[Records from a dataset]
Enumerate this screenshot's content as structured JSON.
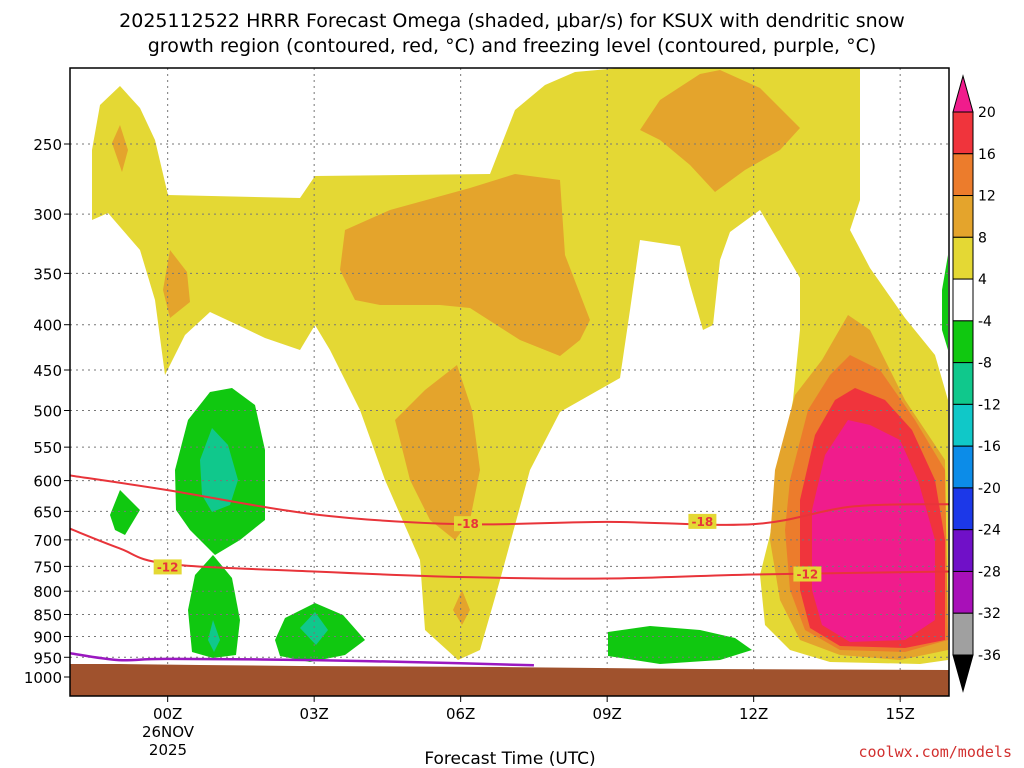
{
  "chart_data": {
    "type": "heatmap",
    "title_line1": "2025112522 HRRR Forecast Omega (shaded, μbar/s) for KSUX with dendritic snow",
    "title_line2": "growth region (contoured, red, °C) and freezing level (contoured, purple, °C)",
    "xlabel": "Forecast Time (UTC)",
    "x_ticks": [
      {
        "hour": 0,
        "label": "00Z"
      },
      {
        "hour": 3,
        "label": "03Z"
      },
      {
        "hour": 6,
        "label": "06Z"
      },
      {
        "hour": 9,
        "label": "09Z"
      },
      {
        "hour": 12,
        "label": "12Z"
      },
      {
        "hour": 15,
        "label": "15Z"
      }
    ],
    "date_label_line1": "26NOV",
    "date_label_line2": "2025",
    "xlim_hours": [
      -2,
      16
    ],
    "y_scale": "log",
    "ylim_mb": [
      1000,
      200
    ],
    "y_ticks": [
      "250",
      "300",
      "350",
      "400",
      "450",
      "500",
      "550",
      "600",
      "650",
      "700",
      "750",
      "800",
      "850",
      "900",
      "950",
      "1000"
    ],
    "grid": "dotted",
    "colorbar": {
      "labels": [
        "20",
        "16",
        "12",
        "8",
        "4",
        "-4",
        "-8",
        "-12",
        "-16",
        "-20",
        "-24",
        "-28",
        "-32",
        "-36"
      ],
      "colors": [
        "#f01c8c",
        "#f0343c",
        "#ec7c2c",
        "#e4a42c",
        "#e4d834",
        "#ffffff",
        "#10c810",
        "#10c88c",
        "#10c8c8",
        "#0c8ce8",
        "#1c38e8",
        "#7010c8",
        "#a810b8",
        "#a0a0a0",
        "#000000"
      ]
    },
    "omega_fields": [
      {
        "level": "4 to 8",
        "color": "#e4d834",
        "description": "broad weak ascent"
      },
      {
        "level": "8 to 12",
        "color": "#e4a42c"
      },
      {
        "level": "12 to 16",
        "color": "#ec7c2c"
      },
      {
        "level": "16 to 20",
        "color": "#f0343c"
      },
      {
        "level": "> 20",
        "color": "#f01c8c"
      },
      {
        "level": "-4 to -8",
        "color": "#10c810"
      },
      {
        "level": "-8 to -12",
        "color": "#10c88c"
      }
    ],
    "isotherms": [
      {
        "label": "-18",
        "color": "#e8343a",
        "points": [
          [
            -2,
            592
          ],
          [
            0,
            615
          ],
          [
            3,
            655
          ],
          [
            6,
            672
          ],
          [
            9,
            668
          ],
          [
            12,
            672
          ],
          [
            14,
            642
          ],
          [
            16,
            638
          ]
        ]
      },
      {
        "label": "-12",
        "color": "#e8343a",
        "points": [
          [
            -2,
            680
          ],
          [
            -1,
            715
          ],
          [
            0,
            745
          ],
          [
            3,
            760
          ],
          [
            6,
            771
          ],
          [
            9,
            774
          ],
          [
            12,
            766
          ],
          [
            16,
            760
          ]
        ]
      }
    ],
    "isotherm_label_positions": [
      {
        "label": "-18",
        "hour": 6.15,
        "mb": 672
      },
      {
        "label": "-18",
        "hour": 10.95,
        "mb": 668
      },
      {
        "label": "-12",
        "hour": 0.0,
        "mb": 752
      },
      {
        "label": "-12",
        "hour": 13.1,
        "mb": 766
      }
    ],
    "freezing_level": {
      "color": "#9a18c0",
      "points": [
        [
          -2,
          940
        ],
        [
          -1,
          957
        ],
        [
          0,
          954
        ],
        [
          3,
          957
        ],
        [
          6,
          965
        ],
        [
          7.5,
          970
        ]
      ]
    },
    "terrain_color": "#a0522d",
    "credit": "coolwx.com/models"
  }
}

§ EXERCISE AIM
Print every entry above again without changing a word, and omit the pictures.

§ WORKED ANSWER
Enumerate this screenshot's content as structured JSON.
{
  "chart_data": {
    "type": "heatmap",
    "title_line1": "2025112522 HRRR Forecast Omega (shaded, μbar/s) for KSUX with dendritic snow",
    "title_line2": "growth region (contoured, red, °C) and freezing level (contoured, purple, °C)",
    "xlabel": "Forecast Time (UTC)",
    "x_ticks": [
      {
        "hour": 0,
        "label": "00Z"
      },
      {
        "hour": 3,
        "label": "03Z"
      },
      {
        "hour": 6,
        "label": "06Z"
      },
      {
        "hour": 9,
        "label": "09Z"
      },
      {
        "hour": 12,
        "label": "12Z"
      },
      {
        "hour": 15,
        "label": "15Z"
      }
    ],
    "date_label_line1": "26NOV",
    "date_label_line2": "2025",
    "xlim_hours": [
      -2,
      16
    ],
    "y_scale": "log",
    "ylim_mb": [
      1000,
      200
    ],
    "y_ticks": [
      "250",
      "300",
      "350",
      "400",
      "450",
      "500",
      "550",
      "600",
      "650",
      "700",
      "750",
      "800",
      "850",
      "900",
      "950",
      "1000"
    ],
    "grid": "dotted",
    "colorbar": {
      "labels": [
        "20",
        "16",
        "12",
        "8",
        "4",
        "-4",
        "-8",
        "-12",
        "-16",
        "-20",
        "-24",
        "-28",
        "-32",
        "-36"
      ],
      "colors": [
        "#f01c8c",
        "#f0343c",
        "#ec7c2c",
        "#e4a42c",
        "#e4d834",
        "#ffffff",
        "#10c810",
        "#10c88c",
        "#10c8c8",
        "#0c8ce8",
        "#1c38e8",
        "#7010c8",
        "#a810b8",
        "#a0a0a0",
        "#000000"
      ]
    },
    "omega_fields": [
      {
        "level": "4 to 8",
        "color": "#e4d834",
        "description": "broad weak ascent"
      },
      {
        "level": "8 to 12",
        "color": "#e4a42c"
      },
      {
        "level": "12 to 16",
        "color": "#ec7c2c"
      },
      {
        "level": "16 to 20",
        "color": "#f0343c"
      },
      {
        "level": "> 20",
        "color": "#f01c8c"
      },
      {
        "level": "-4 to -8",
        "color": "#10c810"
      },
      {
        "level": "-8 to -12",
        "color": "#10c88c"
      }
    ],
    "isotherms": [
      {
        "label": "-18",
        "color": "#e8343a",
        "points": [
          [
            -2,
            592
          ],
          [
            0,
            615
          ],
          [
            3,
            655
          ],
          [
            6,
            672
          ],
          [
            9,
            668
          ],
          [
            12,
            672
          ],
          [
            14,
            642
          ],
          [
            16,
            638
          ]
        ]
      },
      {
        "label": "-12",
        "color": "#e8343a",
        "points": [
          [
            -2,
            680
          ],
          [
            -1,
            715
          ],
          [
            0,
            745
          ],
          [
            3,
            760
          ],
          [
            6,
            771
          ],
          [
            9,
            774
          ],
          [
            12,
            766
          ],
          [
            16,
            760
          ]
        ]
      }
    ],
    "isotherm_label_positions": [
      {
        "label": "-18",
        "hour": 6.15,
        "mb": 672
      },
      {
        "label": "-18",
        "hour": 10.95,
        "mb": 668
      },
      {
        "label": "-12",
        "hour": 0.0,
        "mb": 752
      },
      {
        "label": "-12",
        "hour": 13.1,
        "mb": 766
      }
    ],
    "freezing_level": {
      "color": "#9a18c0",
      "points": [
        [
          -2,
          940
        ],
        [
          -1,
          957
        ],
        [
          0,
          954
        ],
        [
          3,
          957
        ],
        [
          6,
          965
        ],
        [
          7.5,
          970
        ]
      ]
    },
    "terrain_color": "#a0522d",
    "credit": "coolwx.com/models"
  }
}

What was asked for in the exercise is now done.